§ Exercise materials:
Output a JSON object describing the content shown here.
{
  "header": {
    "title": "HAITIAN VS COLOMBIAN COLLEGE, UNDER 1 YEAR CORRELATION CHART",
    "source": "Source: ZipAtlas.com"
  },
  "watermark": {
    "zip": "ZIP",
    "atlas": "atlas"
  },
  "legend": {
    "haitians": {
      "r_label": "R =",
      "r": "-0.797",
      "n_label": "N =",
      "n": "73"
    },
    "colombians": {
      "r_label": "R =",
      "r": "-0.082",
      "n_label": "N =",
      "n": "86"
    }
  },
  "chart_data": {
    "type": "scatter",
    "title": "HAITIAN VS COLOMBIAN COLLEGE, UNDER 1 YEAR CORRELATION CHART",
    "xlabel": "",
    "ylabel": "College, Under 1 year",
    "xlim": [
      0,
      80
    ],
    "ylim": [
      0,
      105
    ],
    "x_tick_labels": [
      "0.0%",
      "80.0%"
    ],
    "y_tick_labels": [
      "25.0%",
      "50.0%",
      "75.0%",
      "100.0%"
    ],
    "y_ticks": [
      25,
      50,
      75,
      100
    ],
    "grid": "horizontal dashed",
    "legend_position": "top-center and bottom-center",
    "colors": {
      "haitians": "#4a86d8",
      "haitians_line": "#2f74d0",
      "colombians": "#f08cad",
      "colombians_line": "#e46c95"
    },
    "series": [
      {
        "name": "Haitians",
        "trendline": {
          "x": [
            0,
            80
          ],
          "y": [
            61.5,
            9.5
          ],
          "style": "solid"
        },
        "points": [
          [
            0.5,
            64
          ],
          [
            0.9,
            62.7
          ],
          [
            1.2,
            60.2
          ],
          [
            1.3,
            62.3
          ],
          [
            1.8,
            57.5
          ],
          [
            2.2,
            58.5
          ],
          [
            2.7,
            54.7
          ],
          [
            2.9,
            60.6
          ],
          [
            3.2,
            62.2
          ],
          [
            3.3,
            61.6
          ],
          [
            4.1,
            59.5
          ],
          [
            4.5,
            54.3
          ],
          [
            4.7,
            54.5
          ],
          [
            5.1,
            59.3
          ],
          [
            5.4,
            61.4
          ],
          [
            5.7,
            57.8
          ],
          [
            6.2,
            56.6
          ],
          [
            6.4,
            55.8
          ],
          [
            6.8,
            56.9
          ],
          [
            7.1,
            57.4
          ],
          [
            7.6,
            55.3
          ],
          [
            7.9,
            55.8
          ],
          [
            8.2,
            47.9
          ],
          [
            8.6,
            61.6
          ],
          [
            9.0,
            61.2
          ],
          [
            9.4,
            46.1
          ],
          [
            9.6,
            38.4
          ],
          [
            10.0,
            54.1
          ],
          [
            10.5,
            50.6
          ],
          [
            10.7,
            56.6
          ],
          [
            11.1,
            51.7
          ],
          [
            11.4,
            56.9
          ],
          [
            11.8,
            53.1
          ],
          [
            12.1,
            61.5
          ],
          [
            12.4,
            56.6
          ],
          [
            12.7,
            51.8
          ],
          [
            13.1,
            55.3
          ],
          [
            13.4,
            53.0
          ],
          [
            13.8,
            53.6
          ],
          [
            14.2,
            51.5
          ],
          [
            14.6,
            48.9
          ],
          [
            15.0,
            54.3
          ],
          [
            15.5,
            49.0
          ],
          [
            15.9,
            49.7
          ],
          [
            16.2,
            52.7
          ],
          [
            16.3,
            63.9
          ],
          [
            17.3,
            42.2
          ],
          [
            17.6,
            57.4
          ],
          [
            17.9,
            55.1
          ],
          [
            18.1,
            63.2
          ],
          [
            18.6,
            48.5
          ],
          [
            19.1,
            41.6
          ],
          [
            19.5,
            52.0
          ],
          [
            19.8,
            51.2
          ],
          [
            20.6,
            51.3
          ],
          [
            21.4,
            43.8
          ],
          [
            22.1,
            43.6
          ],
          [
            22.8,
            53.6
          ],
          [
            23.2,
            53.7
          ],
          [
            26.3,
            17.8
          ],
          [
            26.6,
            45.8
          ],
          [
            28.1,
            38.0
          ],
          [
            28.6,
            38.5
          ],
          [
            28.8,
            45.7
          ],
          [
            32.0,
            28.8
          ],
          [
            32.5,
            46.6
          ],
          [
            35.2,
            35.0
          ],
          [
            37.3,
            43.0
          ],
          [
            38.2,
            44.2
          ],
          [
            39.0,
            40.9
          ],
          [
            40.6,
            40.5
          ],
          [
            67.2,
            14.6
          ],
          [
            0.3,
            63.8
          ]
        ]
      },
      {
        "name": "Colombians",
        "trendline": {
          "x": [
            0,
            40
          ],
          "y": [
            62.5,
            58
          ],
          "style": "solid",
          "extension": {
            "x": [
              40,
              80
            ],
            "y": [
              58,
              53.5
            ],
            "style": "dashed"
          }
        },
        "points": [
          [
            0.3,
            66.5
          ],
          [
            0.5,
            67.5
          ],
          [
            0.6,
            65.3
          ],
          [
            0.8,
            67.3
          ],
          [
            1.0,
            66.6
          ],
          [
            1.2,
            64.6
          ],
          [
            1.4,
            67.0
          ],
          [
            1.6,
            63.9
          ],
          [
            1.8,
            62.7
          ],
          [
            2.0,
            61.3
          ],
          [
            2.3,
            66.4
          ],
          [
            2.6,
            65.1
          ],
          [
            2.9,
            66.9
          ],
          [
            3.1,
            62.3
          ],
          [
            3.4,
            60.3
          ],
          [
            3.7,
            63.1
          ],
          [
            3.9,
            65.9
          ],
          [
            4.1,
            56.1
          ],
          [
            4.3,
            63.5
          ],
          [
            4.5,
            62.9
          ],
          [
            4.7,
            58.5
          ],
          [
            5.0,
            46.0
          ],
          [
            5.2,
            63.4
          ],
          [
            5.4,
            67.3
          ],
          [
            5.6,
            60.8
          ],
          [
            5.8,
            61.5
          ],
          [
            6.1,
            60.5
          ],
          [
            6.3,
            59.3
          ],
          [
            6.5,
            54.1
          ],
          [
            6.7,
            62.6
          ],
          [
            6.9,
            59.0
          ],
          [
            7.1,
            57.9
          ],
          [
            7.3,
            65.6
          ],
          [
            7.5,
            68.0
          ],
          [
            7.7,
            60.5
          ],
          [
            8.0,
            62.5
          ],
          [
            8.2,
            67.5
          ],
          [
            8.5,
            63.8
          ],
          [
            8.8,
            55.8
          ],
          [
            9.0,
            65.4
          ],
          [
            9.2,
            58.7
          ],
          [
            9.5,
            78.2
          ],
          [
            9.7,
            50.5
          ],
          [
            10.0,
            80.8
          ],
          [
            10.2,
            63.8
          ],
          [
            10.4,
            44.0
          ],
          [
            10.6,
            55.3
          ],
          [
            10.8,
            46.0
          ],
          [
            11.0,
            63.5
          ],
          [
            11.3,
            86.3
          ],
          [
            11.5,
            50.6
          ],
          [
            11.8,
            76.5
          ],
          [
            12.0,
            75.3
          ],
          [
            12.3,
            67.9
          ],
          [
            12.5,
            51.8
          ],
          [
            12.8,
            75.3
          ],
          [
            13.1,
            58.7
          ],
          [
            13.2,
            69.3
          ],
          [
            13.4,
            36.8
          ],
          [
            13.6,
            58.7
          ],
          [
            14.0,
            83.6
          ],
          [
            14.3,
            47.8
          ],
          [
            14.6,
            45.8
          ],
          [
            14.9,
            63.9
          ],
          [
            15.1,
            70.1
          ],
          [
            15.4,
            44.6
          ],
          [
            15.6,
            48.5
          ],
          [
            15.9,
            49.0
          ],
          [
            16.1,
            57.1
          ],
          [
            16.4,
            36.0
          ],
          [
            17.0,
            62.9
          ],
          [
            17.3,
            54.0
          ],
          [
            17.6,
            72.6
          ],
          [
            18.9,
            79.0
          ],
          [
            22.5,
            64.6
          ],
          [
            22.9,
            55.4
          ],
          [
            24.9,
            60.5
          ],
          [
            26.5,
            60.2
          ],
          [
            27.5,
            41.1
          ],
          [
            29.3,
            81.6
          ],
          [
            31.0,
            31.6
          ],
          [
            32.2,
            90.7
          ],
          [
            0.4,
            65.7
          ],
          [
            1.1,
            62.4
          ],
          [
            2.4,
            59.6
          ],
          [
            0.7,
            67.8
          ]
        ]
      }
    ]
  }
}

§ What the task asks:
Identify every line holding the word "dashed" and copy it out.

§ Exercise output:
    "grid": "horizontal dashed",
            "style": "dashed"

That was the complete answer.